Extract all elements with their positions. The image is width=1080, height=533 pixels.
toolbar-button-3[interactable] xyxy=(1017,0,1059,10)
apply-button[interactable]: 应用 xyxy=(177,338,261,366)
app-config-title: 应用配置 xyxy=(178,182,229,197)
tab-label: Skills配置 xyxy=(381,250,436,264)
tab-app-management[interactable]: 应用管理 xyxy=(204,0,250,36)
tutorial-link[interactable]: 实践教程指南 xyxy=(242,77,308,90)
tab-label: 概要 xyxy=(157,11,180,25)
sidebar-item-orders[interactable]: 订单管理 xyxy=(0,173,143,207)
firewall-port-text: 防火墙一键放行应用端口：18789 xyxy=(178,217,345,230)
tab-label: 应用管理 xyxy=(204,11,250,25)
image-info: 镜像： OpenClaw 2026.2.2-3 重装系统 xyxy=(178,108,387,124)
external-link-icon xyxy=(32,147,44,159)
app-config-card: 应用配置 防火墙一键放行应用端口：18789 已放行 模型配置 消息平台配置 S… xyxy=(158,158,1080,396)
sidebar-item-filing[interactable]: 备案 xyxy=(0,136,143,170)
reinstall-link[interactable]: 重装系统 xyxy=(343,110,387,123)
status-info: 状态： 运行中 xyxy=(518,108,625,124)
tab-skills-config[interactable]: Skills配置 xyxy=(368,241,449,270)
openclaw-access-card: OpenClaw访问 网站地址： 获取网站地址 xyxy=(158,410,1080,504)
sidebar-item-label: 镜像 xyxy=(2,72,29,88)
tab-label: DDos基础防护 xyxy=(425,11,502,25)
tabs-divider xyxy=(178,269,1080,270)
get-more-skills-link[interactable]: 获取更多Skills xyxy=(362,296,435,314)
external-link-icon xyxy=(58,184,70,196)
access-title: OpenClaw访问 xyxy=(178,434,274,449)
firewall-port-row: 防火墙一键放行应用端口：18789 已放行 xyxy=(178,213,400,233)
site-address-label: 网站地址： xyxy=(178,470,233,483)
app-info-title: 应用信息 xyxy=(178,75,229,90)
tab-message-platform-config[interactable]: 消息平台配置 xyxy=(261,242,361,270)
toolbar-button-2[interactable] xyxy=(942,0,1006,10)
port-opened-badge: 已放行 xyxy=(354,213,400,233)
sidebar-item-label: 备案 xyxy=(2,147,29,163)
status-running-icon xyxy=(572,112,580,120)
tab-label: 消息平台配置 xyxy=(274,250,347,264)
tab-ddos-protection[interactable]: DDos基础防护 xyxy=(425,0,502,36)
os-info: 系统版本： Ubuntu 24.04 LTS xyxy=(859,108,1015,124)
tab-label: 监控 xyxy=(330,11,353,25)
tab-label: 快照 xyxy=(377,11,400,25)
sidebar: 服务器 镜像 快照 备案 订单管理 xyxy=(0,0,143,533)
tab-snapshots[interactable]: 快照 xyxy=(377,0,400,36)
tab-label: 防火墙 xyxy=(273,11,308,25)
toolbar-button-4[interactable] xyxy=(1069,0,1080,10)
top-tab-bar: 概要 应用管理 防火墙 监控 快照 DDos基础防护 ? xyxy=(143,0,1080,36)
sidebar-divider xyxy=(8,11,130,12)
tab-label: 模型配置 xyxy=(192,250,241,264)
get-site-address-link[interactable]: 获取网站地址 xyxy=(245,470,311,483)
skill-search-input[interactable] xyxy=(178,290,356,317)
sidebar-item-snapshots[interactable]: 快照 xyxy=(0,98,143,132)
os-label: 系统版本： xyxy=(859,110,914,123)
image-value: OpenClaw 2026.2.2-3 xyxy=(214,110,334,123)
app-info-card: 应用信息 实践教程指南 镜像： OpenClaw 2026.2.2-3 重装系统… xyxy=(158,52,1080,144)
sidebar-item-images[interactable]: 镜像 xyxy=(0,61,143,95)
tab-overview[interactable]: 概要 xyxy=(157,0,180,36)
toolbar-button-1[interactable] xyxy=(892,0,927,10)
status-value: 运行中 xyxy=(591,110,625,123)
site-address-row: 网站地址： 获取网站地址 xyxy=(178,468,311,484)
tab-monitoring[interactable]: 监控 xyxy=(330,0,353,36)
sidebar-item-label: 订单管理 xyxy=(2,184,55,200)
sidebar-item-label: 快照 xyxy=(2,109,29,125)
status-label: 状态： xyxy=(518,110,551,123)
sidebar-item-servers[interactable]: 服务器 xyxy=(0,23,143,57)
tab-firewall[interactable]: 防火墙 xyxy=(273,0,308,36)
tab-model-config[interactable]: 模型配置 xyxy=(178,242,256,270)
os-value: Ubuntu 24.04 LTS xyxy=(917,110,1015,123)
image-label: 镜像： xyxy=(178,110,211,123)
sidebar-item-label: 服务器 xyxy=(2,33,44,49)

# # #

*WHAT YOU NEED TO DO*: Please format every line of the material above as a numbered list, leaving out any blank lines.

*WRITTEN SOLUTION*:
1. Extract all elements with their positions. The image is width=1080, height=533 pixels.
2. toolbar-button-3[interactable] xyxy=(1017,0,1059,10)
3. apply-button[interactable]: 应用 xyxy=(177,338,261,366)
4. app-config-title: 应用配置 xyxy=(178,182,229,197)
5. tab-label: Skills配置 xyxy=(381,250,436,264)
6. tab-app-management[interactable]: 应用管理 xyxy=(204,0,250,36)
7. tutorial-link[interactable]: 实践教程指南 xyxy=(242,77,308,90)
8. tab-label: 概要 xyxy=(157,11,180,25)
9. sidebar-item-orders[interactable]: 订单管理 xyxy=(0,173,143,207)
10. firewall-port-text: 防火墙一键放行应用端口：18789 xyxy=(178,217,345,230)
11. tab-label: 应用管理 xyxy=(204,11,250,25)
12. image-info: 镜像： OpenClaw 2026.2.2-3 重装系统 xyxy=(178,108,387,124)
13. external-link-icon xyxy=(32,147,44,159)
14. app-config-card: 应用配置 防火墙一键放行应用端口：18789 已放行 模型配置 消息平台配置 S… xyxy=(158,158,1080,396)
15. sidebar-item-filing[interactable]: 备案 xyxy=(0,136,143,170)
16. reinstall-link[interactable]: 重装系统 xyxy=(343,110,387,123)
17. status-info: 状态： 运行中 xyxy=(518,108,625,124)
18. tab-skills-config[interactable]: Skills配置 xyxy=(368,241,449,270)
19. openclaw-access-card: OpenClaw访问 网站地址： 获取网站地址 xyxy=(158,410,1080,504)
20. sidebar-item-label: 镜像 xyxy=(2,72,29,88)
21. tab-label: DDos基础防护 xyxy=(425,11,502,25)
22. tabs-divider xyxy=(178,269,1080,270)
23. get-more-skills-link[interactable]: 获取更多Skills xyxy=(362,296,435,314)
24. external-link-icon xyxy=(58,184,70,196)
25. access-title: OpenClaw访问 xyxy=(178,434,274,449)
26. firewall-port-row: 防火墙一键放行应用端口：18789 已放行 xyxy=(178,213,400,233)
27. site-address-label: 网站地址： xyxy=(178,470,233,483)
28. app-info-title: 应用信息 xyxy=(178,75,229,90)
29. tab-message-platform-config[interactable]: 消息平台配置 xyxy=(261,242,361,270)
30. toolbar-button-2[interactable] xyxy=(942,0,1006,10)
31. port-opened-badge: 已放行 xyxy=(354,213,400,233)
32. sidebar-item-label: 备案 xyxy=(2,147,29,163)
33. status-running-icon xyxy=(572,112,580,120)
34. tab-label: 消息平台配置 xyxy=(274,250,347,264)
35. tab-ddos-protection[interactable]: DDos基础防护 xyxy=(425,0,502,36)
36. os-info: 系统版本： Ubuntu 24.04 LTS xyxy=(859,108,1015,124)
37. tab-label: 监控 xyxy=(330,11,353,25)
38. tab-label: 快照 xyxy=(377,11,400,25)
39. sidebar: 服务器 镜像 快照 备案 订单管理 xyxy=(0,0,143,533)
40. tab-snapshots[interactable]: 快照 xyxy=(377,0,400,36)
41. tab-label: 防火墙 xyxy=(273,11,308,25)
42. toolbar-button-4[interactable] xyxy=(1069,0,1080,10)
43. top-tab-bar: 概要 应用管理 防火墙 监控 快照 DDos基础防护 ? xyxy=(143,0,1080,36)
44. sidebar-divider xyxy=(8,11,130,12)
45. tab-label: 模型配置 xyxy=(192,250,241,264)
46. get-site-address-link[interactable]: 获取网站地址 xyxy=(245,470,311,483)
47. skill-search-input[interactable] xyxy=(178,290,356,317)
48. sidebar-item-snapshots[interactable]: 快照 xyxy=(0,98,143,132)
49. os-label: 系统版本： xyxy=(859,110,914,123)
50. image-value: OpenClaw 2026.2.2-3 xyxy=(214,110,334,123)
51. app-info-card: 应用信息 实践教程指南 镜像： OpenClaw 2026.2.2-3 重装系统… xyxy=(158,52,1080,144)
52. sidebar-item-images[interactable]: 镜像 xyxy=(0,61,143,95)
53. tab-overview[interactable]: 概要 xyxy=(157,0,180,36)
54. toolbar-button-1[interactable] xyxy=(892,0,927,10)
55. status-value: 运行中 xyxy=(591,110,625,123)
56. site-address-row: 网站地址： 获取网站地址 xyxy=(178,468,311,484)
57. tab-monitoring[interactable]: 监控 xyxy=(330,0,353,36)
58. sidebar-item-label: 订单管理 xyxy=(2,184,55,200)
59. sidebar-item-label: 快照 xyxy=(2,109,29,125)
60. status-label: 状态： xyxy=(518,110,551,123)
61. sidebar-item-servers[interactable]: 服务器 xyxy=(0,23,143,57)
62. tab-firewall[interactable]: 防火墙 xyxy=(273,0,308,36)
63. tab-model-config[interactable]: 模型配置 xyxy=(178,242,256,270)
64. os-value: Ubuntu 24.04 LTS xyxy=(917,110,1015,123)
65. image-label: 镜像： xyxy=(178,110,211,123)
66. sidebar-item-label: 服务器 xyxy=(2,33,44,49)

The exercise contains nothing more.